* _TASK REQUIREMENTS_: Which lines contain the word "this"? Return each of them as written.

====================

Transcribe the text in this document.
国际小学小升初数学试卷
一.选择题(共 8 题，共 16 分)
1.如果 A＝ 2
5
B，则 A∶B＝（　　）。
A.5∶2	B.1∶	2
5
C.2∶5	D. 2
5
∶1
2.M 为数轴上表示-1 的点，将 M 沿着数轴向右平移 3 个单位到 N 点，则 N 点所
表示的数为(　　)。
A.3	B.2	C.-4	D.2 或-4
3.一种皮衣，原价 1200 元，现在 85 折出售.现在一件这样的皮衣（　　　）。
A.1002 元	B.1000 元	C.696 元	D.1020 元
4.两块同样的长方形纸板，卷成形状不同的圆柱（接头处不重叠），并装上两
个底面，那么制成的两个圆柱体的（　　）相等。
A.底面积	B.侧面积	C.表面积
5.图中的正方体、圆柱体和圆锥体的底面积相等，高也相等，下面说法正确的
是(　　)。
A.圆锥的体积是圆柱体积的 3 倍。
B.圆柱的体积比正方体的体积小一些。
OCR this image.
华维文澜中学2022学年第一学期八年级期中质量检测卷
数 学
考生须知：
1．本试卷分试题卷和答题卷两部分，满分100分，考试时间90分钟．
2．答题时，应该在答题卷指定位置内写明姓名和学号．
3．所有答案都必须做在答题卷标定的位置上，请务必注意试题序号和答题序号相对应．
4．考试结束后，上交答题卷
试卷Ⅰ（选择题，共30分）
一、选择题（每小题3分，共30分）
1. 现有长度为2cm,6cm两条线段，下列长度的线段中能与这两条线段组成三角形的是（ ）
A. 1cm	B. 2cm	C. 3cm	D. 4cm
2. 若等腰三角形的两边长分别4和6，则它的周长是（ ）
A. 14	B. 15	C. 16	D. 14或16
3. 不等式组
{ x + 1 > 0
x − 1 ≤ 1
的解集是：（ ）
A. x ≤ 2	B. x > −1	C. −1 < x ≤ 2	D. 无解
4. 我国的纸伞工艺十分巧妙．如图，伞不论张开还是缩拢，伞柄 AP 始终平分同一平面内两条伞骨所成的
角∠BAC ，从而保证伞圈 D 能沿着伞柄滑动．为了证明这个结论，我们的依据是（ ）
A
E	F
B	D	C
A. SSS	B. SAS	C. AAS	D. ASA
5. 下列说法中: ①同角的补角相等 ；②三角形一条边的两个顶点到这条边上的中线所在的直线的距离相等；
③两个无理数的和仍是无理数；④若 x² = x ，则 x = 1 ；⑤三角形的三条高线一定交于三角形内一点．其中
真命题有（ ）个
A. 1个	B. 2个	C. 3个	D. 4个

====================

* _FINAL RESULT_:
Transcribe the text in this document.
OCR this image.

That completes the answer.